→ ЗАДАНИЕ: Где, согласно отрывку о речном десанте, находились фашистские казармы по данным разведки?

→ ЦИТИРУЕМЫЙ ОТРЫВОК:
На место выбывших пришли другие матросы. Десантники снова плыли по реке во вражеский тыл. На этот раз не куда-нибудь - прямо в город Пинск.

Над рекой, над темными ее берегами висела тревожная ночь. Мерцали звезды. Полная луна скользила по небу огромной ракетой, и лунная дорога на воде колебалась. Позади, слева и справа катера сверкали зарницы фронта. Тревожный гул плыл над бледной от лунного сияния землей, и десантники вслушивались в него с нарастающим беспокойством. Не слишком ли далеко зашли они в тыл к немцам? Сколько придется им держаться в том Пинске, пока до них дойдет пехота?

Канареев, как всегда, казался спокойным и недовольным. Спросишь у него, тек скажет что-нибудь, вроде: "Опять твердые сухари попались - не угрызешь".

Саша Россохин "травил" очередную небылицу молодому матросу.

- Иду, понимаешь, по Красной площади. Клеш - во-о!- шик. Смотрю, гражданочка. Глазки на меня круглые: "Ах, - говорит, - какой матросик!.. Ах, - говорит, - если бы..." Пинск выплыл из ночи неожиданно, как призрак. Глухо работали моторы катера. Берег надвигался, темнея и разрастаясь. Десантники получили приказ продвигаться мелкими группами к центру города, где, по данным разведки, находились фашистские казармы. Канареев распорядился:

-- Ты, Гриша, с Фирсовым пойдешь по параллельной со мной улице. До центра старайтесь не шуметь. Пускай поспят пока.

Мертвой казалась залитая лунным светом улица. Ни души. Григорий Тупицын, за ним Саша Фирсов осторожно, бесшумно скользили в тени от стен. У перекрестка чуть не столкнулись с немецким часовым. Он, видимо, что-то услышал, потому что замер и несколько минут неподвижно всматривался в их сторону. Не шелохнулись и десантники. Наконец, часовой отвернулся, и Григорий в один прыжок оказался рядом с ним и заученным движением всадил штык под левую лопатку. Еще секунда, и десантники расслышали приглушенную русскую речь. Они оттащили часового в тень и скользнули в ту сторону, откуда доносились голоса. Наткнулись на колючую проволоку. На черном пустыре рассмотрели груды серых тел. "Наши, военнопленные!" догадался Фирсов и заметил вход. Замок звякнул и глухо стукнул о землю. Григорий Тупицын шагнул за колючую проволоку, почти сразу наткнулся на тела, негромко предупредил: "Тихо! Молчать. Свои. Уходите к реке". Шелест прошел над пустырем, словно по листьям деревьев пробежал ветер, тела, качаясь, поднялись. Григорий ощутил пожатие рук, поцелуи соленых от слез губ и сказал: "Довольно. Потом. Нам некогда. Быстро уходите. Быстро".

→ СОБРАННЫЙ МАТЕРИАЛ:

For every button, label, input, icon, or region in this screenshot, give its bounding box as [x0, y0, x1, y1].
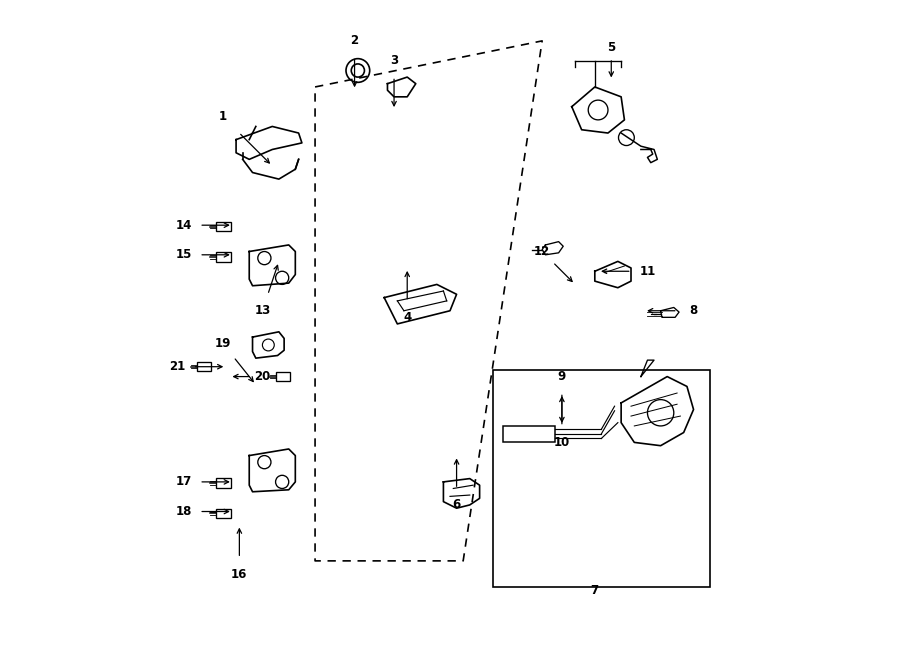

→ ОЖИДАЕМЫЙ ОТВЕТ: В центре города Пинска.